==== Data entries
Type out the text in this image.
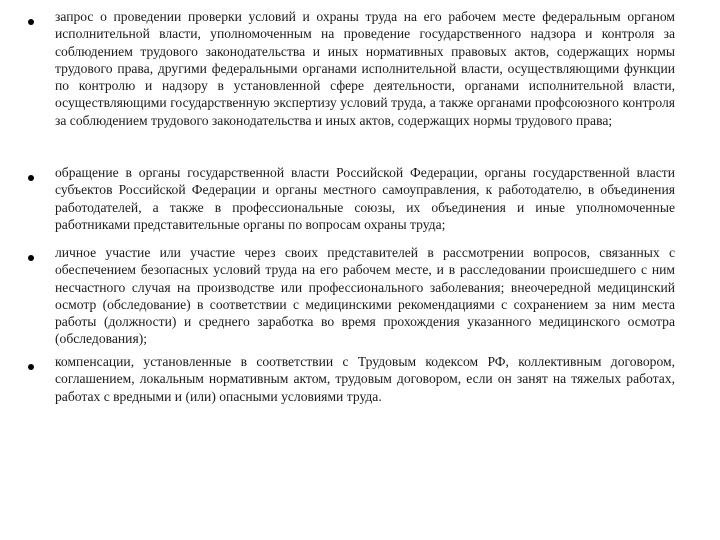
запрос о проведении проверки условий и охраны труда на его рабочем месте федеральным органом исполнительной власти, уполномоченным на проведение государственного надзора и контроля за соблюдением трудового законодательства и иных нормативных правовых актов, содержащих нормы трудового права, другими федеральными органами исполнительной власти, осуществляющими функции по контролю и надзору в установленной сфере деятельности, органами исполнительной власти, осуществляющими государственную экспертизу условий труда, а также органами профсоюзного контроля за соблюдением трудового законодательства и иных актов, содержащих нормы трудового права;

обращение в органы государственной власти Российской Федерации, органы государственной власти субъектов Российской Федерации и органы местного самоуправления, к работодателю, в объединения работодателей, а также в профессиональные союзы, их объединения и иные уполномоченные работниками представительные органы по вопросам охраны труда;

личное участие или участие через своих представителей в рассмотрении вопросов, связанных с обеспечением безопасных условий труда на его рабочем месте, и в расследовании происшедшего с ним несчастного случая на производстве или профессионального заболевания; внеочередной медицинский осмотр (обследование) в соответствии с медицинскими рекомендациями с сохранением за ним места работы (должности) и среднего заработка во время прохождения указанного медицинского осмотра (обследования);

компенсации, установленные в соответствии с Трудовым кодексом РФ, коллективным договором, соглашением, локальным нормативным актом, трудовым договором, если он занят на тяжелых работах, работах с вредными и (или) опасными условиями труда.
========
- _Task description_
Repeat verbatim all the material, but not the pictures.

- _Solved problem_
Type out the text in this image.
запрос о проведении проверки условий и охраны труда на его рабочем месте федеральным органом исполнительной власти, уполномоченным на проведение государственного надзора и контроля за соблюдением трудового законодательства и иных нормативных правовых актов, содержащих нормы трудового права, другими федеральными органами исполнительной власти, осуществляющими функции по контролю и надзору в установленной сфере деятельности, органами исполнительной власти, осуществляющими государственную экспертизу условий труда, а также органами профсоюзного контроля за соблюдением трудового законодательства и иных актов, содержащих нормы трудового права;

обращение в органы государственной власти Российской Федерации, органы государственной власти субъектов Российской Федерации и органы местного самоуправления, к работодателю, в объединения работодателей, а также в профессиональные союзы, их объединения и иные уполномоченные работниками представительные органы по вопросам охраны труда;

личное участие или участие через своих представителей в рассмотрении вопросов, связанных с обеспечением безопасных условий труда на его рабочем месте, и в расследовании происшедшего с ним несчастного случая на производстве или профессионального заболевания; внеочередной медицинский осмотр (обследование) в соответствии с медицинскими рекомендациями с сохранением за ним места работы (должности) и среднего заработка во время прохождения указанного медицинского осмотра (обследования);

компенсации, установленные в соответствии с Трудовым кодексом РФ, коллективным договором, соглашением, локальным нормативным актом, трудовым договором, если он занят на тяжелых работах, работах с вредными и (или) опасными условиями труда.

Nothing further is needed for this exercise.